§ Direction
Filter the listing and keep only the lines with the word "icon".

Rows from a dataset
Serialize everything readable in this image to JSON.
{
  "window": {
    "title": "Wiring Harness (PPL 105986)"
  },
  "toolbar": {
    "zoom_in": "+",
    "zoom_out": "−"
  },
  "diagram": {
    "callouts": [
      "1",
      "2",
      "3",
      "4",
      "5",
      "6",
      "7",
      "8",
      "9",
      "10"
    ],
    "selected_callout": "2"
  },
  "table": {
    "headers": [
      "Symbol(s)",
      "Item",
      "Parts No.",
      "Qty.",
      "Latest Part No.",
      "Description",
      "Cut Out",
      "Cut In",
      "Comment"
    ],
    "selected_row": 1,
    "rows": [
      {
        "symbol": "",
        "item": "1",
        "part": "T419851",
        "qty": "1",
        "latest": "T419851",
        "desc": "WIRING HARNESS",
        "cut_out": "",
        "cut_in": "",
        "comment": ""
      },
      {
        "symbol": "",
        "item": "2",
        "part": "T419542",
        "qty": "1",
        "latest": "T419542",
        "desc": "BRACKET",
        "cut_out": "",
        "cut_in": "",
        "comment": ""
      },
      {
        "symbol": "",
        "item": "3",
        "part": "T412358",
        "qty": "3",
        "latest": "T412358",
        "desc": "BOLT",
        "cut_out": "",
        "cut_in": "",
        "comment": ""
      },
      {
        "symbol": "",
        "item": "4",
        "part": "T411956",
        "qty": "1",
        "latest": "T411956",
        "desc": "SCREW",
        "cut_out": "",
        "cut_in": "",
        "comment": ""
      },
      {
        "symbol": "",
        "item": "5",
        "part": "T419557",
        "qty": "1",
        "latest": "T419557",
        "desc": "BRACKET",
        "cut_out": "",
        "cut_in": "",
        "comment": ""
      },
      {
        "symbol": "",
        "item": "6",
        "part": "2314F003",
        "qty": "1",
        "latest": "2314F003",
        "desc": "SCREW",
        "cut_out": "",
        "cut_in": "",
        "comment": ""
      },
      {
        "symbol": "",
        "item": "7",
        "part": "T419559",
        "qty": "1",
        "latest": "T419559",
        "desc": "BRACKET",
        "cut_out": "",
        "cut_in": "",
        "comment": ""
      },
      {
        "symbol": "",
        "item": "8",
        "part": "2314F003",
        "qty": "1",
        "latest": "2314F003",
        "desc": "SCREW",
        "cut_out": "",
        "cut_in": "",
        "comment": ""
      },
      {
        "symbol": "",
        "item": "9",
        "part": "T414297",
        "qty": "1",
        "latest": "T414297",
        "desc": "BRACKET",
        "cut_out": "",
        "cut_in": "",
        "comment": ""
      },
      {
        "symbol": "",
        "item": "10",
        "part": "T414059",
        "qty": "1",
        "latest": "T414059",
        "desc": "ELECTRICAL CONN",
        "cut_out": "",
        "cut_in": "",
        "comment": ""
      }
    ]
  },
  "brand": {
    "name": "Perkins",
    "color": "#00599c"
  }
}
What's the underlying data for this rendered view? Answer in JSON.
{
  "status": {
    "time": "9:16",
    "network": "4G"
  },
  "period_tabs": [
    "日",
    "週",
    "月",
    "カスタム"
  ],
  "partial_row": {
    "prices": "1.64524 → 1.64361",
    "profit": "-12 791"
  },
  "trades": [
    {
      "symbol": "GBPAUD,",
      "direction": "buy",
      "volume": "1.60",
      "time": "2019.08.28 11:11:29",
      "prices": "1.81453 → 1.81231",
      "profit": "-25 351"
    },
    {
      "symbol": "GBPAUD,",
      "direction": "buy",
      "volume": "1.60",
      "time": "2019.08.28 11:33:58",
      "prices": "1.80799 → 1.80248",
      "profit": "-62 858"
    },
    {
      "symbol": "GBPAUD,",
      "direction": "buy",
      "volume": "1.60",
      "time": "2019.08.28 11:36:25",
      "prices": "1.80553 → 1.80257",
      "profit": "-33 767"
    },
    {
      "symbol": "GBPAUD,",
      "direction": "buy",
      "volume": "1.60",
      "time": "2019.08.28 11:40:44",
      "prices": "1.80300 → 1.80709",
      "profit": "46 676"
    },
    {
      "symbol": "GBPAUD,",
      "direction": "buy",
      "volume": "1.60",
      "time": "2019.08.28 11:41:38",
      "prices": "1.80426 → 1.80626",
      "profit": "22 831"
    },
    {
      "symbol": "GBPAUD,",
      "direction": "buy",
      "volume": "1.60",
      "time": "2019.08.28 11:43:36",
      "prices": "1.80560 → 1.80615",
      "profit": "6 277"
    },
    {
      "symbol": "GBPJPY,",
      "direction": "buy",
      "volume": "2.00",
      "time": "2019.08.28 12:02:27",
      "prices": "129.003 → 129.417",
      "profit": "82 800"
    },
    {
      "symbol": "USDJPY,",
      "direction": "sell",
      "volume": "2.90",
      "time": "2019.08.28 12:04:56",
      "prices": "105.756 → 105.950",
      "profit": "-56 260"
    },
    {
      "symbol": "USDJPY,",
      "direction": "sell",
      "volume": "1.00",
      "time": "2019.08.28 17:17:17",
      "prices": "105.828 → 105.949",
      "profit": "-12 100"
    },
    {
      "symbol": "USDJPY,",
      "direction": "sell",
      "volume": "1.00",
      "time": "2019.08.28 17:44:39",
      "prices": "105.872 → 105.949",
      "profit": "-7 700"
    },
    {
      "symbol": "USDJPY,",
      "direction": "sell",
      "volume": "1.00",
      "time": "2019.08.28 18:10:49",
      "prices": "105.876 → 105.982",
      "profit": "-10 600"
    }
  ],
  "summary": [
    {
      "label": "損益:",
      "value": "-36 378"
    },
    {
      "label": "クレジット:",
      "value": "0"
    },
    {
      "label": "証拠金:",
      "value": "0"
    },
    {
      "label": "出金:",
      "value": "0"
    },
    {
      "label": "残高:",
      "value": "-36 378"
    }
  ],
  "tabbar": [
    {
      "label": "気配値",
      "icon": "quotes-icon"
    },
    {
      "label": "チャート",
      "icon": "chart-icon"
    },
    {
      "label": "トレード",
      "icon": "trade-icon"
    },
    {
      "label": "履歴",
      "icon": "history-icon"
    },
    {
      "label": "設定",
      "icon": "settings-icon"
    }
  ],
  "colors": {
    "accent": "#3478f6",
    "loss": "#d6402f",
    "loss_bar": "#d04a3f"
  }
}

§ Written solution
      "icon": "quotes-icon"
      "icon": "chart-icon"
      "icon": "trade-icon"
      "icon": "history-icon"
      "icon": "settings-icon"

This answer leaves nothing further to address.